• [Objective]
Look through the data below and return each line where "titre" appears.

• [Material to process]
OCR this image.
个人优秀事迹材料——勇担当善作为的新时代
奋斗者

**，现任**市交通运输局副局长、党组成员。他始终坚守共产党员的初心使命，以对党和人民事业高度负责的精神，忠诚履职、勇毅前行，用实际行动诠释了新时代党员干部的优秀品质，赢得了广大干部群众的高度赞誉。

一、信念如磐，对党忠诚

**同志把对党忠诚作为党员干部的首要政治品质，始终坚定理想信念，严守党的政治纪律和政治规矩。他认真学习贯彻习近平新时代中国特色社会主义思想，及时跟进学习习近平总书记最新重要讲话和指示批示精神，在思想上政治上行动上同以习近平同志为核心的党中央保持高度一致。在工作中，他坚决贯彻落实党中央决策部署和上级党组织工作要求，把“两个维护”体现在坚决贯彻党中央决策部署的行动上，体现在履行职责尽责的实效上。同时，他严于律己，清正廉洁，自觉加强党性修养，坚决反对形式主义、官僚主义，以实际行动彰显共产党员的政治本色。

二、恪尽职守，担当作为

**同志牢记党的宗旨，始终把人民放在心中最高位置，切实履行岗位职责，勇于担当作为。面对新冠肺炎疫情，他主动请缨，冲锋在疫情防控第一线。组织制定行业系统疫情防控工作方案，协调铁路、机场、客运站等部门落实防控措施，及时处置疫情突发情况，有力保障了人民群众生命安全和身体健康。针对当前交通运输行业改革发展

==

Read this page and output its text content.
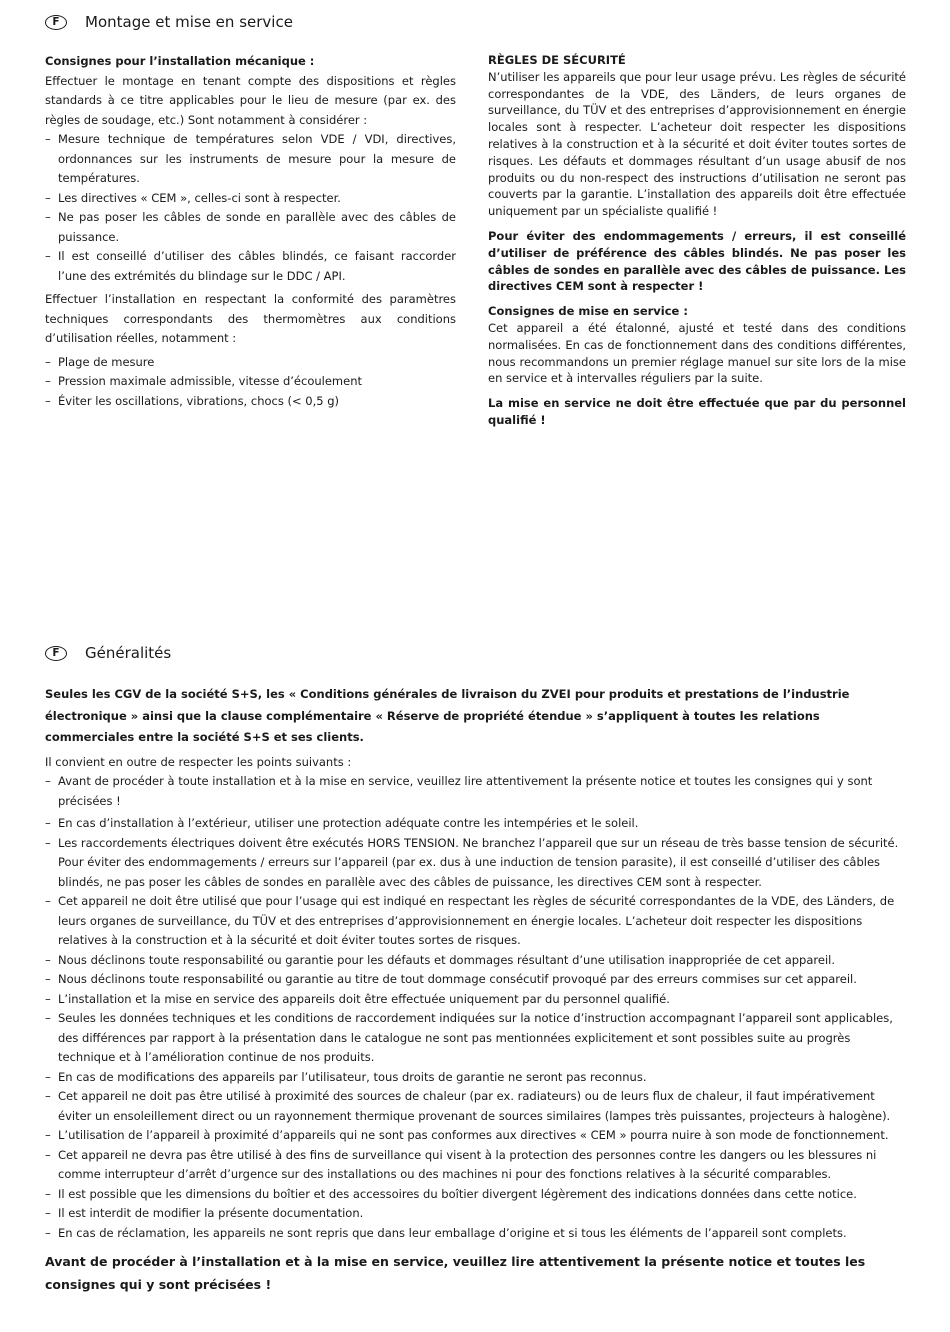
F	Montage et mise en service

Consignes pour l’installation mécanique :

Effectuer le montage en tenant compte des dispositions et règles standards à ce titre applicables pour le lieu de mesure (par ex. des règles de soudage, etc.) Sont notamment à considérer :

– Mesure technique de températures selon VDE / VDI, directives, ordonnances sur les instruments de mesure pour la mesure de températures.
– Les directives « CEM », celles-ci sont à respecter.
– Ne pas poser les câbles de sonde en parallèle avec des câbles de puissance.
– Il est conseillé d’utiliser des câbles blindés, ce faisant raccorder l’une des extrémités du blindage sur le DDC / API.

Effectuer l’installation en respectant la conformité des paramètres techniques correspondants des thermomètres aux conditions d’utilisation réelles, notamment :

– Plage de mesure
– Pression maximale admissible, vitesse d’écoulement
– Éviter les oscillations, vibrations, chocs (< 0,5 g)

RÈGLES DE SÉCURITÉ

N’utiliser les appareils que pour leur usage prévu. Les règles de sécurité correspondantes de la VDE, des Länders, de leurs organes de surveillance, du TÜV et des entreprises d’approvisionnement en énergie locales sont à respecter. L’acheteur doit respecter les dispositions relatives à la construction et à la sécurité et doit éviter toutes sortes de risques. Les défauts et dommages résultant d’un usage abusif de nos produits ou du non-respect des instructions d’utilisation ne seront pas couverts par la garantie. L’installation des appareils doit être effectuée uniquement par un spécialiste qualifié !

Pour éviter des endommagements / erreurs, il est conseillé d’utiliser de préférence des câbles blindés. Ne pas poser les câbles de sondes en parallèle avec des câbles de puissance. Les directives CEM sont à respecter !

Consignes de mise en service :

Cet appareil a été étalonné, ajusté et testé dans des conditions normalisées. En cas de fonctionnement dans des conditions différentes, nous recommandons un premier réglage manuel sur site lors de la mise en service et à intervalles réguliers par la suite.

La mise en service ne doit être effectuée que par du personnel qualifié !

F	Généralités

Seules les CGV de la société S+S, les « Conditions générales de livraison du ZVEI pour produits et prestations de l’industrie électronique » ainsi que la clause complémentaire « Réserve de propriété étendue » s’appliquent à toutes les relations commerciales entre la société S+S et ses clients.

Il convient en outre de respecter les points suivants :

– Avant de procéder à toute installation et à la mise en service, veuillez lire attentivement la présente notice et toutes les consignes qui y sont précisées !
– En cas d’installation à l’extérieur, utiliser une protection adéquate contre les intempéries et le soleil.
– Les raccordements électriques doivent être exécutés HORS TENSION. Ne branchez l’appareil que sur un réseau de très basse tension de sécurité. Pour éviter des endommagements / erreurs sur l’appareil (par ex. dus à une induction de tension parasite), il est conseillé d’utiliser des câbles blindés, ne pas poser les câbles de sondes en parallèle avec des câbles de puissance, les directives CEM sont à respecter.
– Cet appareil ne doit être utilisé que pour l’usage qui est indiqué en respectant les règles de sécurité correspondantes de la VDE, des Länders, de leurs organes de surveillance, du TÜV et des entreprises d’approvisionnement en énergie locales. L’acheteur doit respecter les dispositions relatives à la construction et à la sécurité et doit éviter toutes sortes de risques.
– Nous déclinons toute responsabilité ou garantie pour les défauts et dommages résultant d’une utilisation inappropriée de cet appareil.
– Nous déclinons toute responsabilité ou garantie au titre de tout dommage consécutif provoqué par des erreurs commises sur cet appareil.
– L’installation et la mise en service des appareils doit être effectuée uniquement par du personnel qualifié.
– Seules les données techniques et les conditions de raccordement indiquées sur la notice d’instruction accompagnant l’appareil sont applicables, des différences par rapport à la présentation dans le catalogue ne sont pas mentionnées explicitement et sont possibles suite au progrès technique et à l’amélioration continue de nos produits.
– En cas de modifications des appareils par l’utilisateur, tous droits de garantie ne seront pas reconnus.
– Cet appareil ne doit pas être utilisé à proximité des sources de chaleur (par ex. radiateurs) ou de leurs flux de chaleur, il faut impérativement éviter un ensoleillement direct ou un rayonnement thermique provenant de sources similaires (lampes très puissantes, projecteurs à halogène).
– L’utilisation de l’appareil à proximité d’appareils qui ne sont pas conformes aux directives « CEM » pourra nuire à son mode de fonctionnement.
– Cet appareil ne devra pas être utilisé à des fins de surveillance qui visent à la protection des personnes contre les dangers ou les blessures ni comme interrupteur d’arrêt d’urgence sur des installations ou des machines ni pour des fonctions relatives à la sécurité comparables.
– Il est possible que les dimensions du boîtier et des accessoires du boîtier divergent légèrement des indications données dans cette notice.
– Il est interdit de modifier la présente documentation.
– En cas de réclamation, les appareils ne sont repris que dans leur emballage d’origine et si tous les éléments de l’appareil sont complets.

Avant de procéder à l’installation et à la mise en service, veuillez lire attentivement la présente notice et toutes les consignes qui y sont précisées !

* * *

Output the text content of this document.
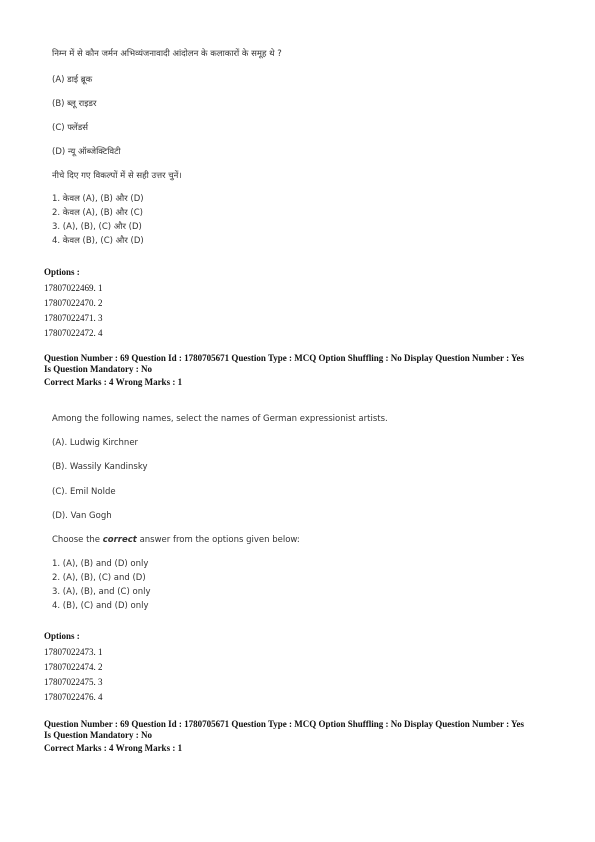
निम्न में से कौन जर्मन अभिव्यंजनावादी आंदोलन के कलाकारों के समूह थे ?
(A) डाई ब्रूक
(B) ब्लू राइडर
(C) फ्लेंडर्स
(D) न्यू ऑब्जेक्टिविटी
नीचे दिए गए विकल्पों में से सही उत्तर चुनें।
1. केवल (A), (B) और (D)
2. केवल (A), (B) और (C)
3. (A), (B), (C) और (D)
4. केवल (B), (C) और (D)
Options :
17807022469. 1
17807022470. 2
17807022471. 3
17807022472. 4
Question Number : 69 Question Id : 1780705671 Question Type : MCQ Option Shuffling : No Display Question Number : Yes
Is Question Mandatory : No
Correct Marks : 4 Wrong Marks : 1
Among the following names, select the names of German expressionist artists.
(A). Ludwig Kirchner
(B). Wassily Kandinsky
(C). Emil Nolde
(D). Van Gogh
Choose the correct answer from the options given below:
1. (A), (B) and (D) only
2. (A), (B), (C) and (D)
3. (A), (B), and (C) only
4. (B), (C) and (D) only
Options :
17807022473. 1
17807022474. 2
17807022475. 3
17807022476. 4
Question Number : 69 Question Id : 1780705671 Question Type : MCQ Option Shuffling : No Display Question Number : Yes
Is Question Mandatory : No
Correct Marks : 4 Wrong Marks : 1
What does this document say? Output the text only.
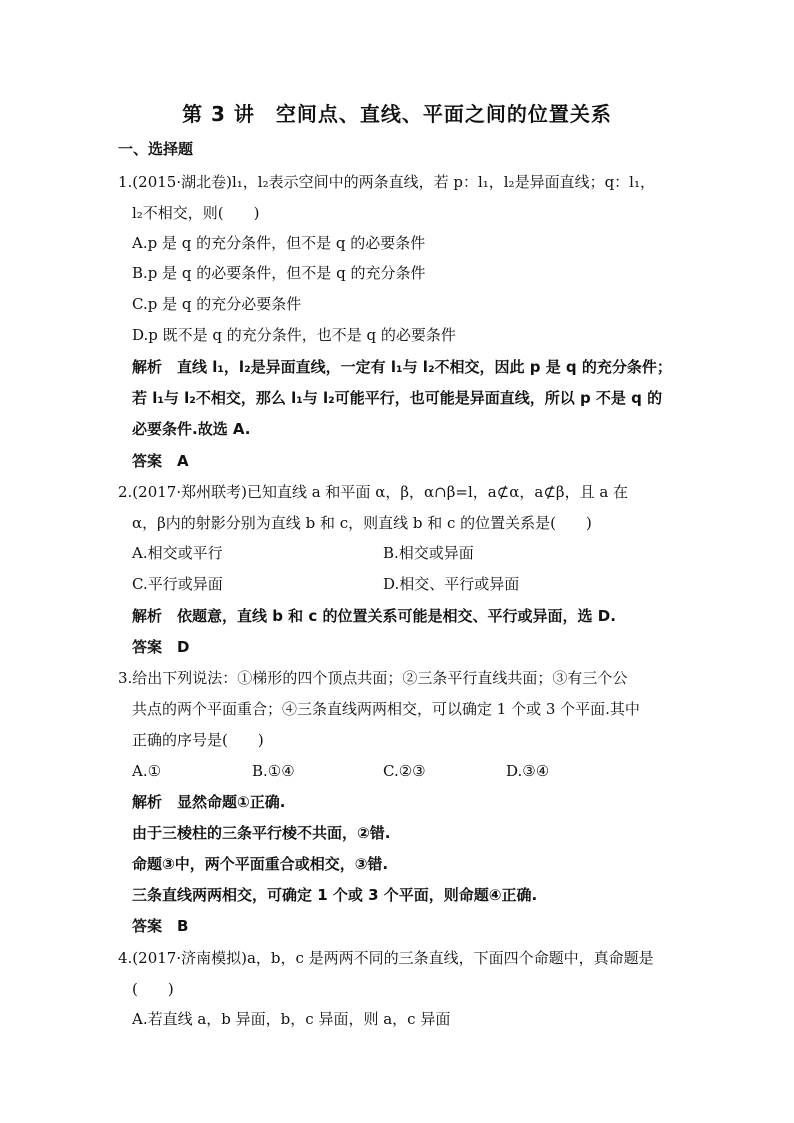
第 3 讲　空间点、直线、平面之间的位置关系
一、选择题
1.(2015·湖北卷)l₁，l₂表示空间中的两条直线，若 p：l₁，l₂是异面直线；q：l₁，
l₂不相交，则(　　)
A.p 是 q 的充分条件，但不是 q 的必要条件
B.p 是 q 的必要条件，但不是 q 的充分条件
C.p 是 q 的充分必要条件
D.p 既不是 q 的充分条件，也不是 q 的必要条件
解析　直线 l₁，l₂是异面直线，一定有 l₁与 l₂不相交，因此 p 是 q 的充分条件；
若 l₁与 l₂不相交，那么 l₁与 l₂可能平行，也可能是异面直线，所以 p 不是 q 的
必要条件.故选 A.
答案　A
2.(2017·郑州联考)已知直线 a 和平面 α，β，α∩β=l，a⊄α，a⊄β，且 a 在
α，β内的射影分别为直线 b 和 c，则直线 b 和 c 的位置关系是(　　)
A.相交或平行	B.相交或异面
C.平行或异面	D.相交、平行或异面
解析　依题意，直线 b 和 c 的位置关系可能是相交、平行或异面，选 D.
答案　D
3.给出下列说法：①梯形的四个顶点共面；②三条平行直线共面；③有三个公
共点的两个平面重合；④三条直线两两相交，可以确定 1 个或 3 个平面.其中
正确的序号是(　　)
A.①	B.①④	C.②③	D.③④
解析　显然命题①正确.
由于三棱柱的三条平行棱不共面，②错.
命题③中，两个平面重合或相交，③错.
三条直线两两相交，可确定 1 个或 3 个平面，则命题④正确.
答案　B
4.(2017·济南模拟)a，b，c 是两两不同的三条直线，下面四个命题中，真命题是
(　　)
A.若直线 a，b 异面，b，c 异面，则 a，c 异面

• [Answer for this exercise]
Effectuer le montage en tenant compte des dispositions et règles standards à ce titre applicables pour le lieu de mesure (par ex. des règles de soudage, etc.) Sont notamment à considérer :
– Nous déclinons toute responsabilité ou garantie au titre de tout dommage consécutif provoqué par des erreurs commises sur cet appareil.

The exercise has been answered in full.